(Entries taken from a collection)
....

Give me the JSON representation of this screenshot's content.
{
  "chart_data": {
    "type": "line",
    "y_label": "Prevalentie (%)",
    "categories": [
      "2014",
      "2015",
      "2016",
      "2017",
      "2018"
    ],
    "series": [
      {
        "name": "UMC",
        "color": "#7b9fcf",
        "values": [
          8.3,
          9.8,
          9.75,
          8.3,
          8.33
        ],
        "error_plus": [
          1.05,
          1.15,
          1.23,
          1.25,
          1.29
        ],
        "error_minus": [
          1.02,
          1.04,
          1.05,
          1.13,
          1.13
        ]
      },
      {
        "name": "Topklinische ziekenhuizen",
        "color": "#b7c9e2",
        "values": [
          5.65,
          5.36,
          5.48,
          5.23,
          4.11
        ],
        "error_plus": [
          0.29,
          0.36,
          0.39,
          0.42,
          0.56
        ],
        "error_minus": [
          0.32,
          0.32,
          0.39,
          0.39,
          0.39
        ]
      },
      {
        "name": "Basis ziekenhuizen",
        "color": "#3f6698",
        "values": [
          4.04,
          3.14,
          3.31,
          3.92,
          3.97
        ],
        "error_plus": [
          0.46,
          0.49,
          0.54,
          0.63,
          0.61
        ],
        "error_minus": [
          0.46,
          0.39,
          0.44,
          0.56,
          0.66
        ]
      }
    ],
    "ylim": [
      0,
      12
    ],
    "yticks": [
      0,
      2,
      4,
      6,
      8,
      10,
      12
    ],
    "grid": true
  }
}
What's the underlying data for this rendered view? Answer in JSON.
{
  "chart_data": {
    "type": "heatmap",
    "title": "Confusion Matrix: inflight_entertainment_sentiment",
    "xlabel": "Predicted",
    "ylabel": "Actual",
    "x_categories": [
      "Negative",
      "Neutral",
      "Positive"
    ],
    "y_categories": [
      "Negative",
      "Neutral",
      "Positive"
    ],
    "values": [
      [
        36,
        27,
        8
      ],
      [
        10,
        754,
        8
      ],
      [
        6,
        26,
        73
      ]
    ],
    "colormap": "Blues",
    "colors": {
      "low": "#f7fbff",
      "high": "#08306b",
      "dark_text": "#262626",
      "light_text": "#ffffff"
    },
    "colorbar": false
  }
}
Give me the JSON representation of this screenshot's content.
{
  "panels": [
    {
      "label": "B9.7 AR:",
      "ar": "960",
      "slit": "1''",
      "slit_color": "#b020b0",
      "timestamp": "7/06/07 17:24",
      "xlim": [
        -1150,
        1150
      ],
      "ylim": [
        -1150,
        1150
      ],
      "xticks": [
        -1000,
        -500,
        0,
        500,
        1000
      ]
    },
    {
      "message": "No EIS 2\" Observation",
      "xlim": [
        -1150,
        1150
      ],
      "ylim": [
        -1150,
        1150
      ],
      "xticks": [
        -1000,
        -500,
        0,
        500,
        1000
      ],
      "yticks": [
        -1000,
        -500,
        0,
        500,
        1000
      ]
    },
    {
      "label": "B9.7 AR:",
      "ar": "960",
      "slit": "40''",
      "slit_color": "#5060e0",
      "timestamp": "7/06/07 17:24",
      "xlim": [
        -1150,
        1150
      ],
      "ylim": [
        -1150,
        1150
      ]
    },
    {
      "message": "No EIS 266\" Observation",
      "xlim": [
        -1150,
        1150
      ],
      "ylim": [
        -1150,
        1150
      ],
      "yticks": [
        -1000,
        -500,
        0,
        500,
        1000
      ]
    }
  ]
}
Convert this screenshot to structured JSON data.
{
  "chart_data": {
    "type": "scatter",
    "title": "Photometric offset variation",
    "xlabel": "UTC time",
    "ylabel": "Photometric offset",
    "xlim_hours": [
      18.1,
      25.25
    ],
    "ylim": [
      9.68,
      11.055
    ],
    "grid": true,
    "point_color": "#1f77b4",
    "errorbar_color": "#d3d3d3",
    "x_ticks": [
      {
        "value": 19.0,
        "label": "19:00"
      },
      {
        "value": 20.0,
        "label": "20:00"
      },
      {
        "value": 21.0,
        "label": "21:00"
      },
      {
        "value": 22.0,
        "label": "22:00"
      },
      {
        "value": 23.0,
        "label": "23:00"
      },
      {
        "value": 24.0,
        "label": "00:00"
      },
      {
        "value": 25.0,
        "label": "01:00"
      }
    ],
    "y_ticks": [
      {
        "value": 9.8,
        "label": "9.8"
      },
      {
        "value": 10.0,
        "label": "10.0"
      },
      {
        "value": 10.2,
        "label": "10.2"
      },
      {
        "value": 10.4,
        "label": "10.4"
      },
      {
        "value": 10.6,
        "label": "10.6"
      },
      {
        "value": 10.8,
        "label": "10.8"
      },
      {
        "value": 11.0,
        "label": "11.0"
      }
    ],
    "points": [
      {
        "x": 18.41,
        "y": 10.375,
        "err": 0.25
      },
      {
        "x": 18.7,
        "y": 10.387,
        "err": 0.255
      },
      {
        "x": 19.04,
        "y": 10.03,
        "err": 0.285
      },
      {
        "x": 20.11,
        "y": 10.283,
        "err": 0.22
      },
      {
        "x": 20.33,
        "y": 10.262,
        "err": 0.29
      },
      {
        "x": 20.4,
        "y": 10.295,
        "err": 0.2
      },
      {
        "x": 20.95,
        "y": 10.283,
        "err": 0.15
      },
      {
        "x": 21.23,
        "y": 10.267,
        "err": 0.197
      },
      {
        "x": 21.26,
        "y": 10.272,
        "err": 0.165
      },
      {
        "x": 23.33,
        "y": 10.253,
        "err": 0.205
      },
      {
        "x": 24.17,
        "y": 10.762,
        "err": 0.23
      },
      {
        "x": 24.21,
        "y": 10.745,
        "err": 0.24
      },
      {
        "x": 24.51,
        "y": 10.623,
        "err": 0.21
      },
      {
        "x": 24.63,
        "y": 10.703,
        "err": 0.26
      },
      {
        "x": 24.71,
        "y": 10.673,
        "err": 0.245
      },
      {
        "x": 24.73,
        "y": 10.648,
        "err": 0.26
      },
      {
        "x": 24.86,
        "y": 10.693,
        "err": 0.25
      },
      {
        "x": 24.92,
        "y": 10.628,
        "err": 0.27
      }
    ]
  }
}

....

* What the task requires: Every line above needs to be retyped exactly.

* Solved exercise:
Give me the JSON representation of this screenshot's content.
{
  "chart_data": {
    "type": "line",
    "y_label": "Prevalentie (%)",
    "categories": [
      "2014",
      "2015",
      "2016",
      "2017",
      "2018"
    ],
    "series": [
      {
        "name": "UMC",
        "color": "#7b9fcf",
        "values": [
          8.3,
          9.8,
          9.75,
          8.3,
          8.33
        ],
        "error_plus": [
          1.05,
          1.15,
          1.23,
          1.25,
          1.29
        ],
        "error_minus": [
          1.02,
          1.04,
          1.05,
          1.13,
          1.13
        ]
      },
      {
        "name": "Topklinische ziekenhuizen",
        "color": "#b7c9e2",
        "values": [
          5.65,
          5.36,
          5.48,
          5.23,
          4.11
        ],
        "error_plus": [
          0.29,
          0.36,
          0.39,
          0.42,
          0.56
        ],
        "error_minus": [
          0.32,
          0.32,
          0.39,
          0.39,
          0.39
        ]
      },
      {
        "name": "Basis ziekenhuizen",
        "color": "#3f6698",
        "values": [
          4.04,
          3.14,
          3.31,
          3.92,
          3.97
        ],
        "error_plus": [
          0.46,
          0.49,
          0.54,
          0.63,
          0.61
        ],
        "error_minus": [
          0.46,
          0.39,
          0.44,
          0.56,
          0.66
        ]
      }
    ],
    "ylim": [
      0,
      12
    ],
    "yticks": [
      0,
      2,
      4,
      6,
      8,
      10,
      12
    ],
    "grid": true
  }
}
What's the underlying data for this rendered view? Answer in JSON.
{
  "chart_data": {
    "type": "heatmap",
    "title": "Confusion Matrix: inflight_entertainment_sentiment",
    "xlabel": "Predicted",
    "ylabel": "Actual",
    "x_categories": [
      "Negative",
      "Neutral",
      "Positive"
    ],
    "y_categories": [
      "Negative",
      "Neutral",
      "Positive"
    ],
    "values": [
      [
        36,
        27,
        8
      ],
      [
        10,
        754,
        8
      ],
      [
        6,
        26,
        73
      ]
    ],
    "colormap": "Blues",
    "colors": {
      "low": "#f7fbff",
      "high": "#08306b",
      "dark_text": "#262626",
      "light_text": "#ffffff"
    },
    "colorbar": false
  }
}
Give me the JSON representation of this screenshot's content.
{
  "panels": [
    {
      "label": "B9.7 AR:",
      "ar": "960",
      "slit": "1''",
      "slit_color": "#b020b0",
      "timestamp": "7/06/07 17:24",
      "xlim": [
        -1150,
        1150
      ],
      "ylim": [
        -1150,
        1150
      ],
      "xticks": [
        -1000,
        -500,
        0,
        500,
        1000
      ]
    },
    {
      "message": "No EIS 2\" Observation",
      "xlim": [
        -1150,
        1150
      ],
      "ylim": [
        -1150,
        1150
      ],
      "xticks": [
        -1000,
        -500,
        0,
        500,
        1000
      ],
      "yticks": [
        -1000,
        -500,
        0,
        500,
        1000
      ]
    },
    {
      "label": "B9.7 AR:",
      "ar": "960",
      "slit": "40''",
      "slit_color": "#5060e0",
      "timestamp": "7/06/07 17:24",
      "xlim": [
        -1150,
        1150
      ],
      "ylim": [
        -1150,
        1150
      ]
    },
    {
      "message": "No EIS 266\" Observation",
      "xlim": [
        -1150,
        1150
      ],
      "ylim": [
        -1150,
        1150
      ],
      "yticks": [
        -1000,
        -500,
        0,
        500,
        1000
      ]
    }
  ]
}
Convert this screenshot to structured JSON data.
{
  "chart_data": {
    "type": "scatter",
    "title": "Photometric offset variation",
    "xlabel": "UTC time",
    "ylabel": "Photometric offset",
    "xlim_hours": [
      18.1,
      25.25
    ],
    "ylim": [
      9.68,
      11.055
    ],
    "grid": true,
    "point_color": "#1f77b4",
    "errorbar_color": "#d3d3d3",
    "x_ticks": [
      {
        "value": 19.0,
        "label": "19:00"
      },
      {
        "value": 20.0,
        "label": "20:00"
      },
      {
        "value": 21.0,
        "label": "21:00"
      },
      {
        "value": 22.0,
        "label": "22:00"
      },
      {
        "value": 23.0,
        "label": "23:00"
      },
      {
        "value": 24.0,
        "label": "00:00"
      },
      {
        "value": 25.0,
        "label": "01:00"
      }
    ],
    "y_ticks": [
      {
        "value": 9.8,
        "label": "9.8"
      },
      {
        "value": 10.0,
        "label": "10.0"
      },
      {
        "value": 10.2,
        "label": "10.2"
      },
      {
        "value": 10.4,
        "label": "10.4"
      },
      {
        "value": 10.6,
        "label": "10.6"
      },
      {
        "value": 10.8,
        "label": "10.8"
      },
      {
        "value": 11.0,
        "label": "11.0"
      }
    ],
    "points": [
      {
        "x": 18.41,
        "y": 10.375,
        "err": 0.25
      },
      {
        "x": 18.7,
        "y": 10.387,
        "err": 0.255
      },
      {
        "x": 19.04,
        "y": 10.03,
        "err": 0.285
      },
      {
        "x": 20.11,
        "y": 10.283,
        "err": 0.22
      },
      {
        "x": 20.33,
        "y": 10.262,
        "err": 0.29
      },
      {
        "x": 20.4,
        "y": 10.295,
        "err": 0.2
      },
      {
        "x": 20.95,
        "y": 10.283,
        "err": 0.15
      },
      {
        "x": 21.23,
        "y": 10.267,
        "err": 0.197
      },
      {
        "x": 21.26,
        "y": 10.272,
        "err": 0.165
      },
      {
        "x": 23.33,
        "y": 10.253,
        "err": 0.205
      },
      {
        "x": 24.17,
        "y": 10.762,
        "err": 0.23
      },
      {
        "x": 24.21,
        "y": 10.745,
        "err": 0.24
      },
      {
        "x": 24.51,
        "y": 10.623,
        "err": 0.21
      },
      {
        "x": 24.63,
        "y": 10.703,
        "err": 0.26
      },
      {
        "x": 24.71,
        "y": 10.673,
        "err": 0.245
      },
      {
        "x": 24.73,
        "y": 10.648,
        "err": 0.26
      },
      {
        "x": 24.86,
        "y": 10.693,
        "err": 0.25
      },
      {
        "x": 24.92,
        "y": 10.628,
        "err": 0.27
      }
    ]
  }
}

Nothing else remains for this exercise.